Collected data
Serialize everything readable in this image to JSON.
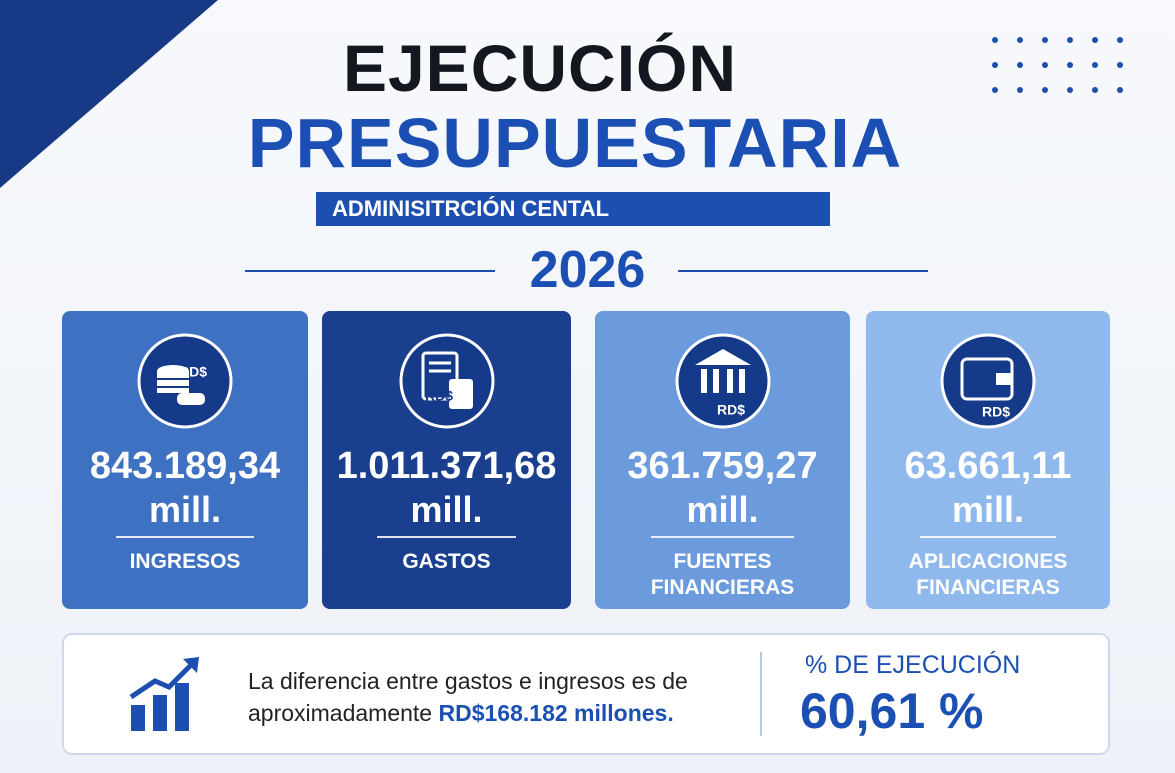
{
  "header": {
    "title_line1": "EJECUCIÓN",
    "title_line2": "PRESUPUESTARIA",
    "subtitle": "ADMINISITRCIÓN CENTAL",
    "year": "2026"
  },
  "cards": [
    {
      "icon_label": "RD$",
      "value": "843.189,34",
      "unit": "mill.",
      "label": "INGRESOS"
    },
    {
      "icon_label": "RD$",
      "value": "1.011.371,68",
      "unit": "mill.",
      "label": "GASTOS"
    },
    {
      "icon_label": "RD$",
      "value": "361.759,27",
      "unit": "mill.",
      "label": "FUENTES FINANCIERAS"
    },
    {
      "icon_label": "RD$",
      "value": "63.661,11",
      "unit": "mill.",
      "label": "APLICACIONES FINANCIERAS"
    }
  ],
  "summary": {
    "text": "La diferencia entre gastos e ingresos es de aproximadamente",
    "highlight": "RD$168.182 millones.",
    "execution_label": "% DE EJECUCIÓN",
    "execution_value": "60,61 %"
  }
}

Exercise task ▸ In the entries above, locate every line with the word "EJECUCIÓN" and copy it.

Expected output ▸
    "title_line1": "EJECUCIÓN",
    "execution_label": "% DE EJECUCIÓN",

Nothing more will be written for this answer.